■ What to do
Below are some records; retype all of them exactly.

■ Given records
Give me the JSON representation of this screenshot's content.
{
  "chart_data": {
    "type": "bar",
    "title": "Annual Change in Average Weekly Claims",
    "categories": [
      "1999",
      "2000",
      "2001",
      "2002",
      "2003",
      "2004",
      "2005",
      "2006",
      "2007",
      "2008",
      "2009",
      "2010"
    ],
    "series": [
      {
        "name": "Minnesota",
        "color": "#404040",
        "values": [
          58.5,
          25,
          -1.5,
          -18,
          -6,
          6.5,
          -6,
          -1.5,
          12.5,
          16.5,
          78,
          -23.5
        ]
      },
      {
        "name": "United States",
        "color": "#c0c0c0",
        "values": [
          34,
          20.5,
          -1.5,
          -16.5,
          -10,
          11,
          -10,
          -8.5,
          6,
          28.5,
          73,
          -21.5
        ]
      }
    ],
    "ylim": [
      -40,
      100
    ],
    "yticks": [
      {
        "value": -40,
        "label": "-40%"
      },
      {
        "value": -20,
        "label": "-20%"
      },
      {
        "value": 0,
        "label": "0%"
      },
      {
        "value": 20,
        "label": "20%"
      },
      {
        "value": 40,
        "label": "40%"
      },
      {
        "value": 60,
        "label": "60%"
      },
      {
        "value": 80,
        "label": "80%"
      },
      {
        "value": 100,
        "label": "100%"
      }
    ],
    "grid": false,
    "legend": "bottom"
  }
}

■ Result below
Give me the JSON representation of this screenshot's content.
{
  "chart_data": {
    "type": "bar",
    "title": "Annual Change in Average Weekly Claims",
    "categories": [
      "1999",
      "2000",
      "2001",
      "2002",
      "2003",
      "2004",
      "2005",
      "2006",
      "2007",
      "2008",
      "2009",
      "2010"
    ],
    "series": [
      {
        "name": "Minnesota",
        "color": "#404040",
        "values": [
          58.5,
          25,
          -1.5,
          -18,
          -6,
          6.5,
          -6,
          -1.5,
          12.5,
          16.5,
          78,
          -23.5
        ]
      },
      {
        "name": "United States",
        "color": "#c0c0c0",
        "values": [
          34,
          20.5,
          -1.5,
          -16.5,
          -10,
          11,
          -10,
          -8.5,
          6,
          28.5,
          73,
          -21.5
        ]
      }
    ],
    "ylim": [
      -40,
      100
    ],
    "yticks": [
      {
        "value": -40,
        "label": "-40%"
      },
      {
        "value": -20,
        "label": "-20%"
      },
      {
        "value": 0,
        "label": "0%"
      },
      {
        "value": 20,
        "label": "20%"
      },
      {
        "value": 40,
        "label": "40%"
      },
      {
        "value": 60,
        "label": "60%"
      },
      {
        "value": 80,
        "label": "80%"
      },
      {
        "value": 100,
        "label": "100%"
      }
    ],
    "grid": false,
    "legend": "bottom"
  }
}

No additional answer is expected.